## Extract
+--

This week, hundreds of children will be starting their school journey in Canberra and at the same time, many parents will be fighting back tears at the thought of their "baby" starting school.
Understandably, you want the best experience for your child and for them to enjoy every minute of school, but as you will have discovered by now, parenting is never straightforward.
Curve balls get thrown from every angle, and school is really just another new, shiny playing field that gets worn down as the year goes on.
My eldest is going into Year 3 and starting school was a steep learning curve for me. I now have my "baby" starting kindergarten in 2020 and thankfully, I have picked up some tips and tricks along the way that I feel, in the spirit of public service journalism, should be shared with others on this journey. Hopefully some of these will make the transition to school life a little easier for you and your children. So, in no particular order, here are my top tips for surviving the school year:
Communicate with your child's teacher
You won't get those daily updates you have been used to in daycare or preschool, and it's likely that any questions you put to your child about their day will be answered with a grunt or non-committal "it was fine". If you're anything like me, this lack of answer will drive you crazy, because this is probably the first time you won't know every detail of their day (yes, I was a self-confessed helicopter parent).

+--

## Tasks
A – In the school-start article, what year level is the writer's eldest child going into?
B – For each statement, answer yes or no on whether it agrees with the school-start article, and quote the words that decide it: (i) The writer's youngest child starts kindergarten in 2020. (ii) The tips are ranked from most to least important. (iii) Parents should expect the same daily updates at school that they got from daycare or preschool.

## Data section
+--

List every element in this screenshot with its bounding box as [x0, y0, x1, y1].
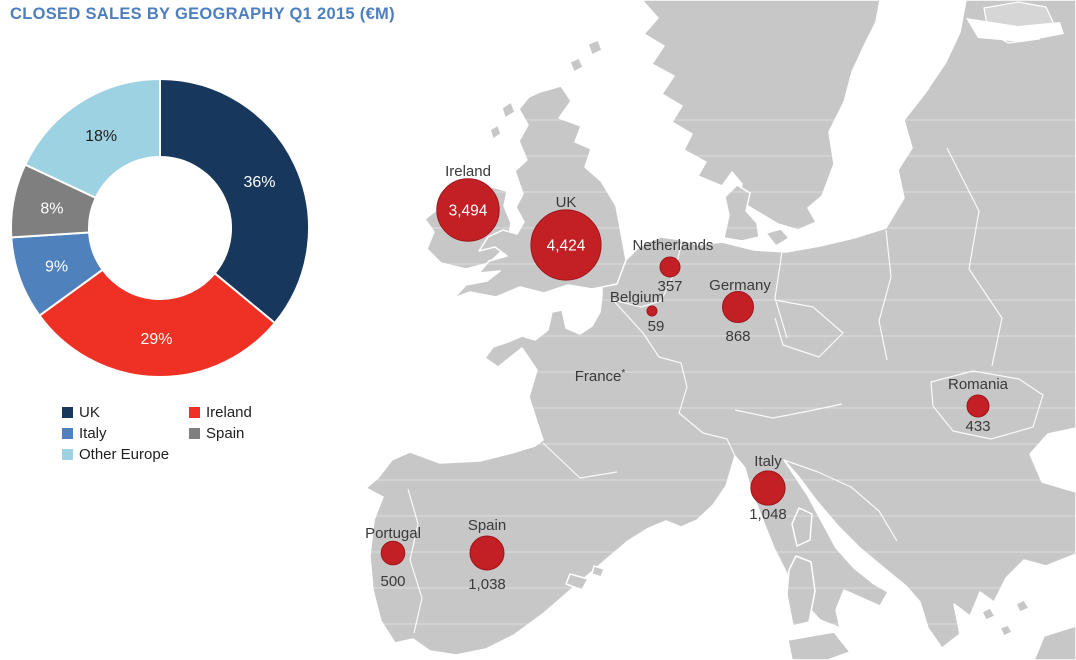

+--

## Final results
A – Year 3.

B –
(i) Yes: "I now have my "baby" starting kindergarten in 2020"
(ii) No: "in no particular order"
(iii) No: "You won't get those daily updates you have been used to in daycare or preschool"